• _Written task_
Below are records; count the lines in them that hold "this" and give only the count.
━━━━━ Records provided ━━━━━
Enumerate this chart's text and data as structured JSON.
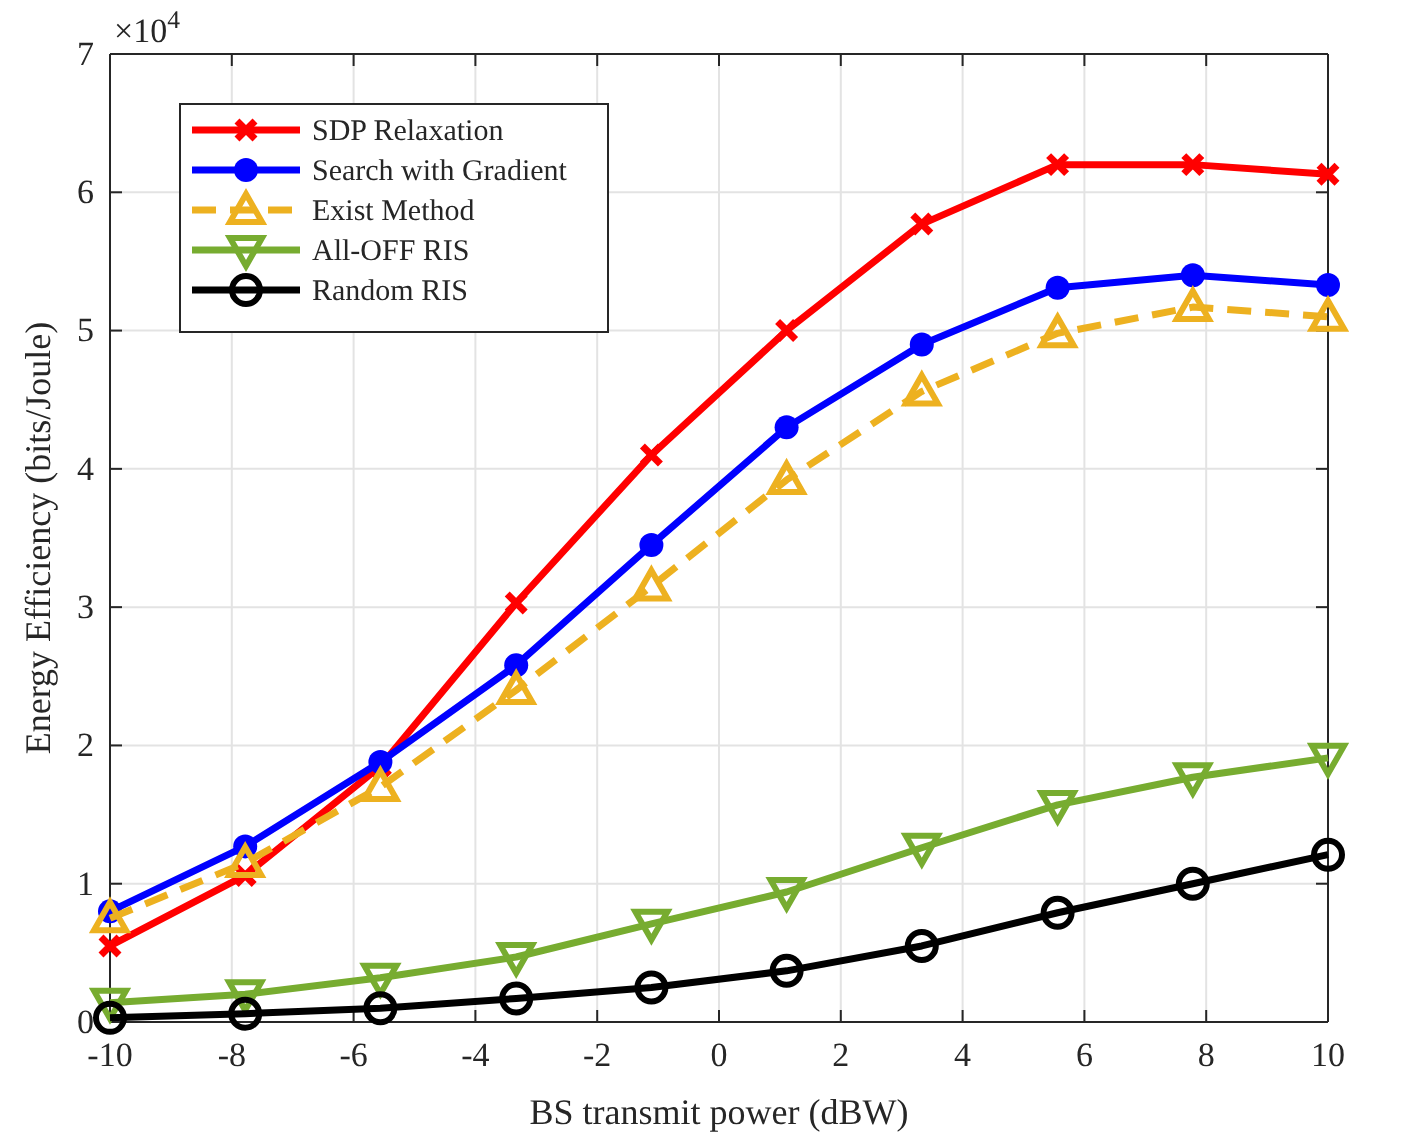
{
  "chart_data": {
    "type": "line",
    "xlabel": "BS transmit power (dBW)",
    "ylabel": "Energy Efficiency (bits/Joule)",
    "annotations": [
      "×10$^{4}$"
    ],
    "x": [
      -10,
      -7.78,
      -5.56,
      -3.33,
      -1.11,
      1.11,
      3.33,
      5.56,
      7.78,
      10
    ],
    "xlim": [
      -10,
      10
    ],
    "xticks": [
      -10,
      -8,
      -6,
      -4,
      -2,
      0,
      2,
      4,
      6,
      8,
      10
    ],
    "ylim": [
      0,
      7
    ],
    "yticks": [
      0,
      1,
      2,
      3,
      4,
      5,
      6,
      7
    ],
    "grid": true,
    "legend": "top left",
    "series": [
      {
        "name": "SDP Relaxation",
        "color": "#ff0000",
        "marker": "cross",
        "line_style": "solid",
        "values": [
          0.55,
          1.06,
          1.85,
          3.03,
          4.1,
          5.0,
          5.77,
          6.2,
          6.2,
          6.13
        ]
      },
      {
        "name": "Search with Gradient",
        "color": "#0000ff",
        "marker": "circle",
        "line_style": "solid",
        "values": [
          0.8,
          1.27,
          1.88,
          2.58,
          3.45,
          4.3,
          4.9,
          5.31,
          5.4,
          5.33
        ]
      },
      {
        "name": "Exist Method",
        "color": "#edb120",
        "marker": "triangle",
        "line_style": "dashed",
        "values": [
          0.75,
          1.15,
          1.7,
          2.4,
          3.15,
          3.92,
          4.56,
          4.98,
          5.17,
          5.1
        ]
      },
      {
        "name": "All-OFF RIS",
        "color": "#77ac30",
        "marker": "triangle-down",
        "line_style": "solid",
        "values": [
          0.14,
          0.2,
          0.32,
          0.47,
          0.71,
          0.94,
          1.26,
          1.57,
          1.77,
          1.91
        ]
      },
      {
        "name": "Random RIS",
        "color": "#000000",
        "marker": "circle-open",
        "line_style": "solid",
        "values": [
          0.03,
          0.06,
          0.1,
          0.17,
          0.25,
          0.37,
          0.55,
          0.79,
          1.0,
          1.21
        ]
      }
    ]
  }
}
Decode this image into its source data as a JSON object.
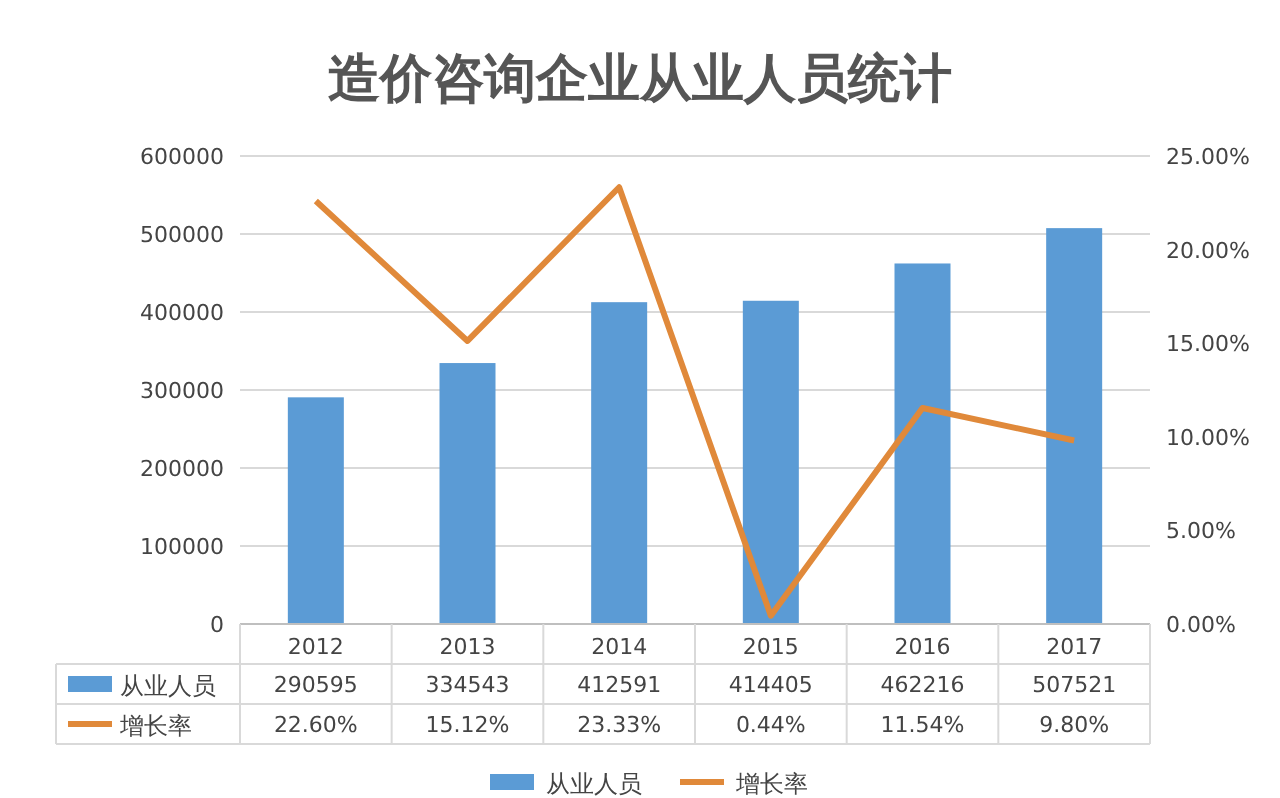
{
  "chart_data": {
    "type": "bar",
    "title": "造价咨询企业从业人员统计",
    "categories": [
      "2012",
      "2013",
      "2014",
      "2015",
      "2016",
      "2017"
    ],
    "series": [
      {
        "name": "从业人员",
        "color": "#5b9bd5",
        "values": [
          290595,
          334543,
          412591,
          414405,
          462216,
          507521
        ],
        "value_labels": [
          "290595",
          "334543",
          "412591",
          "414405",
          "462216",
          "507521"
        ]
      },
      {
        "name": "增长率",
        "type": "line",
        "axis": "y2",
        "color": "#e0893a",
        "values": [
          22.6,
          15.12,
          23.33,
          0.44,
          11.54,
          9.8
        ],
        "value_labels": [
          "22.60%",
          "15.12%",
          "23.33%",
          "0.44%",
          "11.54%",
          "9.80%"
        ]
      }
    ],
    "ylim": [
      0,
      600000
    ],
    "yticks": [
      0,
      100000,
      200000,
      300000,
      400000,
      500000,
      600000
    ],
    "y2lim": [
      0,
      25
    ],
    "y2ticks": [
      {
        "value": 0,
        "label": "0.00%"
      },
      {
        "value": 5,
        "label": "5.00%"
      },
      {
        "value": 10,
        "label": "10.00%"
      },
      {
        "value": 15,
        "label": "15.00%"
      },
      {
        "value": 20,
        "label": "20.00%"
      },
      {
        "value": 25,
        "label": "25.00%"
      }
    ],
    "grid": "y",
    "legend": "bottom",
    "marker": "none"
  }
}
━━━━━
• _Written response_
2